Locate the string "with" in the records below. Copy every line where it occurs.

Dataset entries on figures
####################

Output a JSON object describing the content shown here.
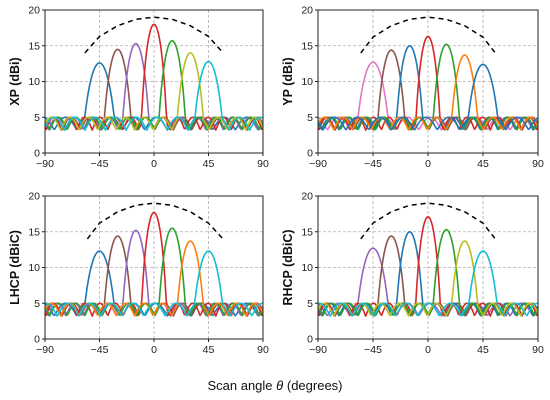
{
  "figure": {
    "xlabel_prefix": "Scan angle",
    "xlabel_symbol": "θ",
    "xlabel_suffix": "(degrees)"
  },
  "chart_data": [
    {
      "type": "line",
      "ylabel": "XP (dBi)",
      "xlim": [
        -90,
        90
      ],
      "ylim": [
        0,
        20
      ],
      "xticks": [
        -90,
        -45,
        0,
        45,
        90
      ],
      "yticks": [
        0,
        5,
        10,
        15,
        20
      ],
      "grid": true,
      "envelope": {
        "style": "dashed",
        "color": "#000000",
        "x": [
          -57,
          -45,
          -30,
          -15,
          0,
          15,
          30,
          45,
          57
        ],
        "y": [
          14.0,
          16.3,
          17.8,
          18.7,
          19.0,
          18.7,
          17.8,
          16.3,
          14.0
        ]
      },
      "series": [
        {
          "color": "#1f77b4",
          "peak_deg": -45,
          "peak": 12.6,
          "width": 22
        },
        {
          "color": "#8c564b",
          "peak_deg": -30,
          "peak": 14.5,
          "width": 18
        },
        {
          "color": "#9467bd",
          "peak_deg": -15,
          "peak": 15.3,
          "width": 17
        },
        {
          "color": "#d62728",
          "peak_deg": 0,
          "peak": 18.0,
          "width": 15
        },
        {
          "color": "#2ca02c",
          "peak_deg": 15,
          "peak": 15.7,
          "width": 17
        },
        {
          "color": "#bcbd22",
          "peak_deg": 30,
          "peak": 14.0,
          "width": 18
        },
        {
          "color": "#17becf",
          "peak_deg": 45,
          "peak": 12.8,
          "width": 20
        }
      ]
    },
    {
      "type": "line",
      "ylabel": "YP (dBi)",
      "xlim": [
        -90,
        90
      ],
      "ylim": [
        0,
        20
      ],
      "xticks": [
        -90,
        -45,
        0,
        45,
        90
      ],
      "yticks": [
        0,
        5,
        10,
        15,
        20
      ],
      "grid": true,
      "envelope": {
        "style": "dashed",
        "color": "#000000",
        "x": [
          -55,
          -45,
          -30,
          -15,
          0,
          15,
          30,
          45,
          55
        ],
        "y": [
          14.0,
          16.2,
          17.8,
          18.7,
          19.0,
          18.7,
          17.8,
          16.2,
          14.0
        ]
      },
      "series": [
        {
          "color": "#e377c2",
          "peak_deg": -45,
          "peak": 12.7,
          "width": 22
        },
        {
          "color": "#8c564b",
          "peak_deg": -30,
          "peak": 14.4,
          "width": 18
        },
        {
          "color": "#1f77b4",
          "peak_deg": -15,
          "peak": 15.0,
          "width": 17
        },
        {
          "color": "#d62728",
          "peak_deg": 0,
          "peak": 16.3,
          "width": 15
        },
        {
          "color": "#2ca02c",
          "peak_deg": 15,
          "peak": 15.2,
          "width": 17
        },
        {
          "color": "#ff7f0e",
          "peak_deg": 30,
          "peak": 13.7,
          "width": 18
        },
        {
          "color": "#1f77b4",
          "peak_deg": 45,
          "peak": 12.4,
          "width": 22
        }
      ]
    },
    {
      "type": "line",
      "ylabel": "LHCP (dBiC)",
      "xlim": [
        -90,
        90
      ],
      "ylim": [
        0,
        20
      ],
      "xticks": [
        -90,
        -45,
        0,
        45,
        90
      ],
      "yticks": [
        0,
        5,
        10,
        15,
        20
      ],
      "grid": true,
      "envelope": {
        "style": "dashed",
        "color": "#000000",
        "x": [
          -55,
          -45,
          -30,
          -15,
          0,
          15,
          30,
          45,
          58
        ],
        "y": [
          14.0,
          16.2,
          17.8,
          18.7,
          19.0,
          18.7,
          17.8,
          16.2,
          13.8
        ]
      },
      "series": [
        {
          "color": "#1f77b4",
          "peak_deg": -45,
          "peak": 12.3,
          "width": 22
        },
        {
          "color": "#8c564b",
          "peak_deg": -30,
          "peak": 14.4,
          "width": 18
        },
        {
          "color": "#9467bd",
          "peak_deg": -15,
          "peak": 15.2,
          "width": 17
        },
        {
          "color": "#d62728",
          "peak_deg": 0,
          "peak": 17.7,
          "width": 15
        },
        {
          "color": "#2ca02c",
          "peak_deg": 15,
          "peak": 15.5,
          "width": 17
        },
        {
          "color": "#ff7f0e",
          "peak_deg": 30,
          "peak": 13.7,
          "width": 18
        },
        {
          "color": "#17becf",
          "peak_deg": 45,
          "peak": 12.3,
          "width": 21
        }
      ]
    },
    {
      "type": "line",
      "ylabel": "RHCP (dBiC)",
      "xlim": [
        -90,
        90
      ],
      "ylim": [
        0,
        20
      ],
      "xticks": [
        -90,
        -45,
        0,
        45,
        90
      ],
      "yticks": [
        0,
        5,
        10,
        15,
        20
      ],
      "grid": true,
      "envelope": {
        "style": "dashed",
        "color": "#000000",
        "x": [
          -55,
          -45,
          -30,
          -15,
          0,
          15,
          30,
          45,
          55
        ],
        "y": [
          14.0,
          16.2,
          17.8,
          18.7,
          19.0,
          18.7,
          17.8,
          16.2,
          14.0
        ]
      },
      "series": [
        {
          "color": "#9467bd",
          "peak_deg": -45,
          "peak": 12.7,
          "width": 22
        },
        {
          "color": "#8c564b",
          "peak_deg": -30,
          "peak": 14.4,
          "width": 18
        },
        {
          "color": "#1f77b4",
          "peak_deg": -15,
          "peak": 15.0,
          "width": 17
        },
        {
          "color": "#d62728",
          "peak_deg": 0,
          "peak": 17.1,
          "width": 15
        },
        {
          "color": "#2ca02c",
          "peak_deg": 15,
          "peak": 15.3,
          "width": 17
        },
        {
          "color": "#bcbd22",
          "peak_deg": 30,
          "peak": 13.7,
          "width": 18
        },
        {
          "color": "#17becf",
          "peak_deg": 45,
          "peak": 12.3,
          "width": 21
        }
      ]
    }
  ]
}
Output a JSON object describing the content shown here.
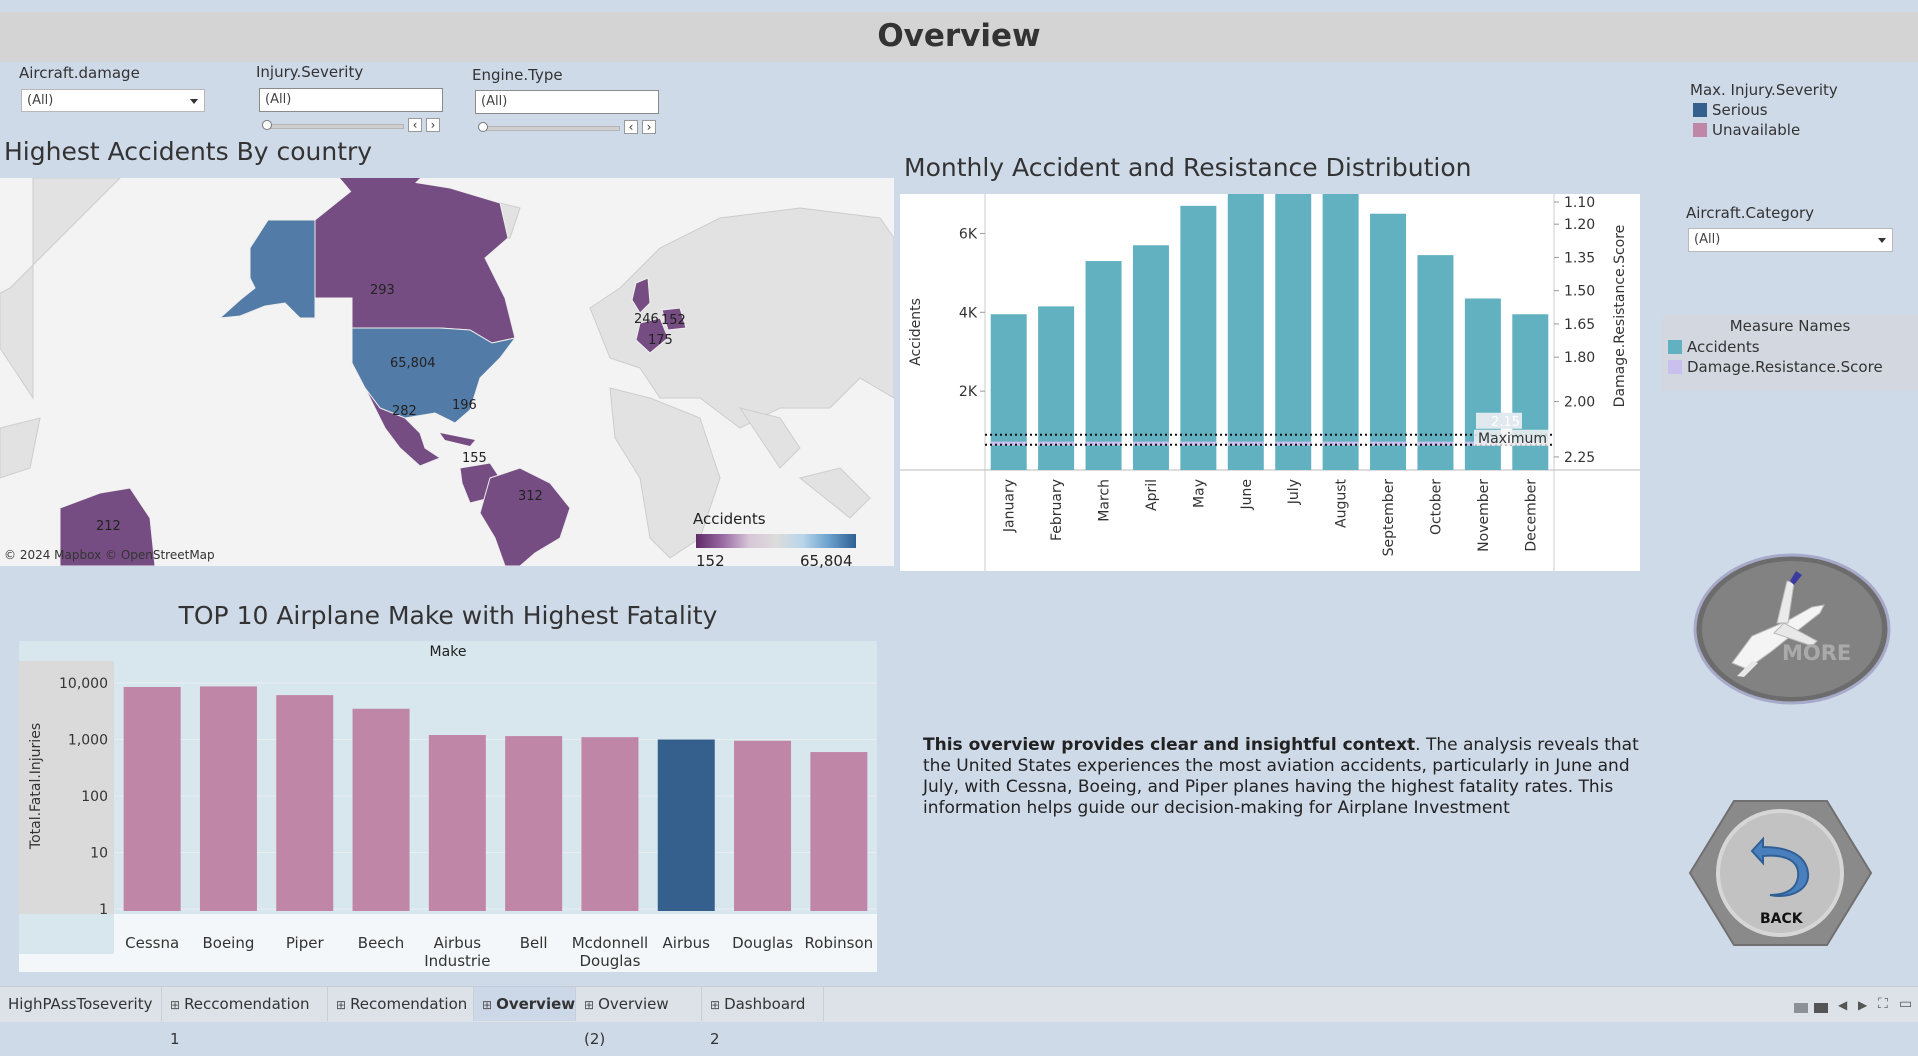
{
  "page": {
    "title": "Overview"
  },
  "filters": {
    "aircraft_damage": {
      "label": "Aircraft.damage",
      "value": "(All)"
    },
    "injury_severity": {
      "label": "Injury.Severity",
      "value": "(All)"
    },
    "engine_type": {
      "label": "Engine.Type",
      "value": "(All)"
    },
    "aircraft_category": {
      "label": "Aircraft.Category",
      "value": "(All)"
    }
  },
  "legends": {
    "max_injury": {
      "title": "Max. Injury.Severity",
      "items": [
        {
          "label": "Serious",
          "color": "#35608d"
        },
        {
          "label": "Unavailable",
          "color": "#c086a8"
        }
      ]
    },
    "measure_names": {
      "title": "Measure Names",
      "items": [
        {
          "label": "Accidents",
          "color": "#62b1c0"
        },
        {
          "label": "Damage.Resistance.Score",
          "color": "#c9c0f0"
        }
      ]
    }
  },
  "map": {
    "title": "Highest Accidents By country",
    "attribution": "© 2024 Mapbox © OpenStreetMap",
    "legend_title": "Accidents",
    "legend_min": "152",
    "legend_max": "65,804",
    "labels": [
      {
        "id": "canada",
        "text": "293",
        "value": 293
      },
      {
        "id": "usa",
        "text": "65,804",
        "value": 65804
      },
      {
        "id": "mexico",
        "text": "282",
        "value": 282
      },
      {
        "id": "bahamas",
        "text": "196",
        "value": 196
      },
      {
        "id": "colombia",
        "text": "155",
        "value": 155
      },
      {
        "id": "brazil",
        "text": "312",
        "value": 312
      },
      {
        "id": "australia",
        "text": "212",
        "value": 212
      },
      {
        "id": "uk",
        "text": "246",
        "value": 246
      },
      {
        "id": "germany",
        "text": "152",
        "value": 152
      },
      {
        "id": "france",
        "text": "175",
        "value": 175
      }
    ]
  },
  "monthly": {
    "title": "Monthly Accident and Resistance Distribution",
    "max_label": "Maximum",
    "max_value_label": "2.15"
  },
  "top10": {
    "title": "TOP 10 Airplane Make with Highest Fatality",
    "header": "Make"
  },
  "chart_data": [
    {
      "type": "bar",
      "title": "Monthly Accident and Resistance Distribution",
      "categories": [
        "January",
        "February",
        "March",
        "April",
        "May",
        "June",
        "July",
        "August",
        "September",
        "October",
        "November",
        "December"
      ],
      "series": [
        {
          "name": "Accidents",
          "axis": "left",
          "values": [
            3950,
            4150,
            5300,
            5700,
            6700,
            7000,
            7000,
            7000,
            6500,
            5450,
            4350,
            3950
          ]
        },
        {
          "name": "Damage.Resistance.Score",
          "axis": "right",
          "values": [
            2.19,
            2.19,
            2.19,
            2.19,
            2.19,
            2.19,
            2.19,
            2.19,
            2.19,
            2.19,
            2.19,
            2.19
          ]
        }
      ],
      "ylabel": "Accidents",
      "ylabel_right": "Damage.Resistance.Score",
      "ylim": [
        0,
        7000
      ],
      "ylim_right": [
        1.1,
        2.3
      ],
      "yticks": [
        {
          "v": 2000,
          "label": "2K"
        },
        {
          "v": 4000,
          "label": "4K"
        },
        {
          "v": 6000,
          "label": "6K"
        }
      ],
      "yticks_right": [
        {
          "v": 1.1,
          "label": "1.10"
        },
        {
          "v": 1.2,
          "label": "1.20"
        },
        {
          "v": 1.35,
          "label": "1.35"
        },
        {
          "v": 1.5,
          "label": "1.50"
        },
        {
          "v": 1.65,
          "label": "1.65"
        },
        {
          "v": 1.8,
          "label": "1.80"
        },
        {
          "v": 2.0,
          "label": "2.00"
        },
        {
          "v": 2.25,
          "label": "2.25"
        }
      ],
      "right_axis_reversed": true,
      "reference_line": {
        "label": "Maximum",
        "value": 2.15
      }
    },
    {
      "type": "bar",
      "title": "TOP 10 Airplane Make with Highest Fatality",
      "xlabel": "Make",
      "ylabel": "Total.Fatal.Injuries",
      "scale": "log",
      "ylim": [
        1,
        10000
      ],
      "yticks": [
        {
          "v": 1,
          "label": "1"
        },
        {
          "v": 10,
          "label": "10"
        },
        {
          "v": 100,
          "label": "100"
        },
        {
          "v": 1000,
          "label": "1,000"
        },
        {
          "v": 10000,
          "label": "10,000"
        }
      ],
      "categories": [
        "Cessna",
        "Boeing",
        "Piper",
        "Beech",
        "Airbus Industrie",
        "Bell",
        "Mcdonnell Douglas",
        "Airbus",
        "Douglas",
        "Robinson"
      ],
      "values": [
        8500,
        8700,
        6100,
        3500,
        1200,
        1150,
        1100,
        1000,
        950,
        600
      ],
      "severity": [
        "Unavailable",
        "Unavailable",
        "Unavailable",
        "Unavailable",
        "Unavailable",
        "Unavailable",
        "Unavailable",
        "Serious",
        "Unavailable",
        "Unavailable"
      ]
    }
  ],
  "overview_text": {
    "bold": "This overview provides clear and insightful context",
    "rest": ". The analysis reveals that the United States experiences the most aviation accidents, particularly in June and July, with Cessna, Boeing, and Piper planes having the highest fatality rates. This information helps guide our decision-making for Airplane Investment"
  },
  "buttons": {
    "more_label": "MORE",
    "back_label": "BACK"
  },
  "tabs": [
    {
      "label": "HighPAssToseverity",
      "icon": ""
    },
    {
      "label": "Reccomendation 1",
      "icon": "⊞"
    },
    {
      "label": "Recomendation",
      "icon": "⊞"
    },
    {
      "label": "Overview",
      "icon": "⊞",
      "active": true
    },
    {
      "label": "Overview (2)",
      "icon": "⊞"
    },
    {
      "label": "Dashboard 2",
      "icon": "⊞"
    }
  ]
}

####################

- _Worked solution_:
    "title": "TOP 10 Airplane Make with Highest Fatality",
      "title": "TOP 10 Airplane Make with Highest Fatality",
    "rest": ". The analysis reveals that the United States experiences the most aviation accidents, particularly in June and July, with Cessna, Boeing, and Piper planes having the highest fatality rates. This information helps guide our decision-making for Airplane Investment"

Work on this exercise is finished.